### ENTRIES SHOWN

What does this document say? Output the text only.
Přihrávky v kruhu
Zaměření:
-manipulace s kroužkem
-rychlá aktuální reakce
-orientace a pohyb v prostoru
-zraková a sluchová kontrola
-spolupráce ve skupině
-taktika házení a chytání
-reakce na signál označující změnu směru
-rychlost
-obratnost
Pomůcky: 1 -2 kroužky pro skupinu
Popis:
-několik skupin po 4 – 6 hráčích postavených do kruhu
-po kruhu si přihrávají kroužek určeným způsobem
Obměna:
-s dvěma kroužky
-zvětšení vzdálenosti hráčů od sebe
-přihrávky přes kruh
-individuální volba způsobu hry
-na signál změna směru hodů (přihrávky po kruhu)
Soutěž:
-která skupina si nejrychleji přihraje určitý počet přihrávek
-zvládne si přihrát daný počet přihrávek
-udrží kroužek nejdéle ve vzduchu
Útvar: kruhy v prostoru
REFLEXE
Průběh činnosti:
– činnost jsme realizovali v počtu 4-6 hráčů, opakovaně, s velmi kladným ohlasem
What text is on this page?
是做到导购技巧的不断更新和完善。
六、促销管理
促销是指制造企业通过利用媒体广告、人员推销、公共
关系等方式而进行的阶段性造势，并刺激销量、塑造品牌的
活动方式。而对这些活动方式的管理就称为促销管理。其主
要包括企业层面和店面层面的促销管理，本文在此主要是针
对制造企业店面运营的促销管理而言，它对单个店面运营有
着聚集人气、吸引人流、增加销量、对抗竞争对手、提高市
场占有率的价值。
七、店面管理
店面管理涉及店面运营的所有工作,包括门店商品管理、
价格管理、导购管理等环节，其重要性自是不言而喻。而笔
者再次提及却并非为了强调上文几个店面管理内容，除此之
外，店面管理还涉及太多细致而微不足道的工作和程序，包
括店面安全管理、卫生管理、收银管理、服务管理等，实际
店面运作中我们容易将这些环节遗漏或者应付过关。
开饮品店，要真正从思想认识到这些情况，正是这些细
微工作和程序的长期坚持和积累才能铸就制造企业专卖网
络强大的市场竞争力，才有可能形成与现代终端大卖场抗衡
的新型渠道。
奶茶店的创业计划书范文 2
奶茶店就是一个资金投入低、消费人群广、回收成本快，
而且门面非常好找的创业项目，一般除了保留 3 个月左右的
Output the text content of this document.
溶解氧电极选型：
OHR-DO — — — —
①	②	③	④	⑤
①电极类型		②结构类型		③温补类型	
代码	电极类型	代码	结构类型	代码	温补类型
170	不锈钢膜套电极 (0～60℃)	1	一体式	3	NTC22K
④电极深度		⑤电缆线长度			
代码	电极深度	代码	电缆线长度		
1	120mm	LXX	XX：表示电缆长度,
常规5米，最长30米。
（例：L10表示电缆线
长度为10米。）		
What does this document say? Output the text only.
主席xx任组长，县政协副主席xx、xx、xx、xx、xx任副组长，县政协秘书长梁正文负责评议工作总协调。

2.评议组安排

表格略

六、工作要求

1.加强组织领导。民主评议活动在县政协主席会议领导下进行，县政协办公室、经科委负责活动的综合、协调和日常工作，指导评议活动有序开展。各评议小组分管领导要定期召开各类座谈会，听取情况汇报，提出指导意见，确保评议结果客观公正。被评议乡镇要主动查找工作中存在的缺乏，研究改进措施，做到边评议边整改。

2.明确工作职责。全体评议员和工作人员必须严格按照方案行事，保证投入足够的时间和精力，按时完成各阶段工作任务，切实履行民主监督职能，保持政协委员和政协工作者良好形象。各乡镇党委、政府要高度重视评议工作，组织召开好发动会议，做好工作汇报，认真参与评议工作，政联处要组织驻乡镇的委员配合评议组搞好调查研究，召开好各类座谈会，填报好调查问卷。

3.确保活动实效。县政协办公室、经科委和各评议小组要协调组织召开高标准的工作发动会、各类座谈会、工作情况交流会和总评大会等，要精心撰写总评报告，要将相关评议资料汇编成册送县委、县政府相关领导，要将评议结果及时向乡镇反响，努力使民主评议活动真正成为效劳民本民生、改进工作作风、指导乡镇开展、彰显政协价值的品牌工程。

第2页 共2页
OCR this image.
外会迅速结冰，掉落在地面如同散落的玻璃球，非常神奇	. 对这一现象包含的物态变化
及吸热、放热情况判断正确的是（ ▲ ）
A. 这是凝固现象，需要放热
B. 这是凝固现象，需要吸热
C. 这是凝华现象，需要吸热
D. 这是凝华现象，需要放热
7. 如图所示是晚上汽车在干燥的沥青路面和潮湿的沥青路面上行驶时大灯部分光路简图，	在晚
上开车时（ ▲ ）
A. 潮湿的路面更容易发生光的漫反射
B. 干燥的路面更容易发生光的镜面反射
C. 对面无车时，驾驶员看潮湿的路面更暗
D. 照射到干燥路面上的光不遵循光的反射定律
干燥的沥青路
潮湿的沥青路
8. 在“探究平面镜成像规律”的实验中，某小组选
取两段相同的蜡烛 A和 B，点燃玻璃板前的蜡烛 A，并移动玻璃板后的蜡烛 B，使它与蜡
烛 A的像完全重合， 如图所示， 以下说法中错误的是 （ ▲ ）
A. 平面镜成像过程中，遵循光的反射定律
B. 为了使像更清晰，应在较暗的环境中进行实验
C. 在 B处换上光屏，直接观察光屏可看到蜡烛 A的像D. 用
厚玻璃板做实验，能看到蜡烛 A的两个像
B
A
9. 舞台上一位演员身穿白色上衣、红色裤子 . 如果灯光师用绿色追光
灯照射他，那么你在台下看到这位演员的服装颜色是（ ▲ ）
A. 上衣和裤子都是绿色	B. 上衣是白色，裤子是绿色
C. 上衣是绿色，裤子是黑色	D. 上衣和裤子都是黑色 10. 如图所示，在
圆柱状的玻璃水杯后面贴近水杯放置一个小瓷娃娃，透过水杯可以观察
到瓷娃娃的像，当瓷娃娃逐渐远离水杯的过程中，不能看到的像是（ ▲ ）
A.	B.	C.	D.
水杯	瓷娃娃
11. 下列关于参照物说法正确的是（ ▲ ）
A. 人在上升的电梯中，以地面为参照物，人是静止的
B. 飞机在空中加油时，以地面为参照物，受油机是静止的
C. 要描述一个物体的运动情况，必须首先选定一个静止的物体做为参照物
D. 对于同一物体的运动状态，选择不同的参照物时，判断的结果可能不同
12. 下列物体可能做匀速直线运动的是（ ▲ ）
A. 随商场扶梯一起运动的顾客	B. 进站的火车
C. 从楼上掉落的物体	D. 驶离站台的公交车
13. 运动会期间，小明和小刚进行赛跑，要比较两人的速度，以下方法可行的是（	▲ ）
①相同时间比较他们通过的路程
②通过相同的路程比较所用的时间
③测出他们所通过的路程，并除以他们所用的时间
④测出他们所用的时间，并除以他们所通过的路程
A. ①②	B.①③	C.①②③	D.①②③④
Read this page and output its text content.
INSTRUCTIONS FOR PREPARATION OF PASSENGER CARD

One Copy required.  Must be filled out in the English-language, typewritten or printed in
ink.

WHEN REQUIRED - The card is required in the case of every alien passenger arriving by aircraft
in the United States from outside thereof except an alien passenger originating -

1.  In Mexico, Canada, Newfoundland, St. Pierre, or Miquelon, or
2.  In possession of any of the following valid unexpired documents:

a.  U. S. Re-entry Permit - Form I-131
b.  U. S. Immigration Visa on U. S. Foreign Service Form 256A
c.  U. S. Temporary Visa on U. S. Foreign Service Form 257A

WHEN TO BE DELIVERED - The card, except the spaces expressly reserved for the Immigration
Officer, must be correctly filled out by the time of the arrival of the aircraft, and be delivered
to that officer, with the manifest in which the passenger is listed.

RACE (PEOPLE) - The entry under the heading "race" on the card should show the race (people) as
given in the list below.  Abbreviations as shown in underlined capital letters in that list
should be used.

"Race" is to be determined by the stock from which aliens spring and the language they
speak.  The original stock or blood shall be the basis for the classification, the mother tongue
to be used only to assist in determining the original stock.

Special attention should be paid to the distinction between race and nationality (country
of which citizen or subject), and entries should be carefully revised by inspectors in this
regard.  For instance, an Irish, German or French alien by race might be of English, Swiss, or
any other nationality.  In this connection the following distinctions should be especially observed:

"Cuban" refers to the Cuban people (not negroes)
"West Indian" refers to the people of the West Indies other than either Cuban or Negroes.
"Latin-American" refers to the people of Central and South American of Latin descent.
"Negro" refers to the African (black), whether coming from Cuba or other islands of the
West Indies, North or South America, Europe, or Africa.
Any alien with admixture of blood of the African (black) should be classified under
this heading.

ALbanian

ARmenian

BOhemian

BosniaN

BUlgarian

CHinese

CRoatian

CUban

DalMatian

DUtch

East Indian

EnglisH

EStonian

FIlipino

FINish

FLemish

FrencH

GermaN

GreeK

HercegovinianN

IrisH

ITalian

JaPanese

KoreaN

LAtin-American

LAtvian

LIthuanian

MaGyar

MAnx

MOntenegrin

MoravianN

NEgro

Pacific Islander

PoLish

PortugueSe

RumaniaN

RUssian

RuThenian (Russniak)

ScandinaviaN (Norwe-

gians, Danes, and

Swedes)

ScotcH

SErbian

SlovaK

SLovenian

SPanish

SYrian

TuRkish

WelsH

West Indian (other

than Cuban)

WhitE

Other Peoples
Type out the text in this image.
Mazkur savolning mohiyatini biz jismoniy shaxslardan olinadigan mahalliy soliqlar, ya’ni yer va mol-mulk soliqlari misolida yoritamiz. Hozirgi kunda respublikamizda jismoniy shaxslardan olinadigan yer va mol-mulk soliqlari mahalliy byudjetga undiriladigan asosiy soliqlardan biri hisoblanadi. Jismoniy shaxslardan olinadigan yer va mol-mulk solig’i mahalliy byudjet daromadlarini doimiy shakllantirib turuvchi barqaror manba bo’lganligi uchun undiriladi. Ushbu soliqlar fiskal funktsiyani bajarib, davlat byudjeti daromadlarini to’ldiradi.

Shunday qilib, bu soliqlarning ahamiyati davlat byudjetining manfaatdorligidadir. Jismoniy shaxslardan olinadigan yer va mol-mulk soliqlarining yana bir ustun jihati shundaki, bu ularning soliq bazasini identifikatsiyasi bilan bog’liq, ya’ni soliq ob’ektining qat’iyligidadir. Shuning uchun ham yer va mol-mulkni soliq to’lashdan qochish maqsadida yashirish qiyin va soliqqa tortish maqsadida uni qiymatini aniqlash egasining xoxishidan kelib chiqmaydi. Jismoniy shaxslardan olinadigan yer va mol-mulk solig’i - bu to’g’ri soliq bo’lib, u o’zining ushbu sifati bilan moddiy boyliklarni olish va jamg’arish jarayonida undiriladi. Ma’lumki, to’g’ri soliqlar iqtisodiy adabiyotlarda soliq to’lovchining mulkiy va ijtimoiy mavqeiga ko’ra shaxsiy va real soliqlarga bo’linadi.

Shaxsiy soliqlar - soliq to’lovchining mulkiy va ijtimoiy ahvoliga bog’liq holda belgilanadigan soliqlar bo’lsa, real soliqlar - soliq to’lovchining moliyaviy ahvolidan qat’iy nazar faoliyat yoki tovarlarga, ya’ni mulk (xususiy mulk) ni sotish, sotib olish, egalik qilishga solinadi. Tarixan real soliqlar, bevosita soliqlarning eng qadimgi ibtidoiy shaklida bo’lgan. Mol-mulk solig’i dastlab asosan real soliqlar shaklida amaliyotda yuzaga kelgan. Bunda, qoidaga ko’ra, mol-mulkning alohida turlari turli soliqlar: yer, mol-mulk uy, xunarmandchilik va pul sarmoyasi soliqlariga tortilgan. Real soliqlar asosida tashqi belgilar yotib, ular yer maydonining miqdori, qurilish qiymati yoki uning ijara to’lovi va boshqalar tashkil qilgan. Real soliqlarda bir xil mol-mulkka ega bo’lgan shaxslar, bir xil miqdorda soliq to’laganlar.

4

### WHAT IS NEEDED
Within the entries above, work out how many lines contain the word "Foreign". The number alone is the answer.

### FULL SOLUTION
2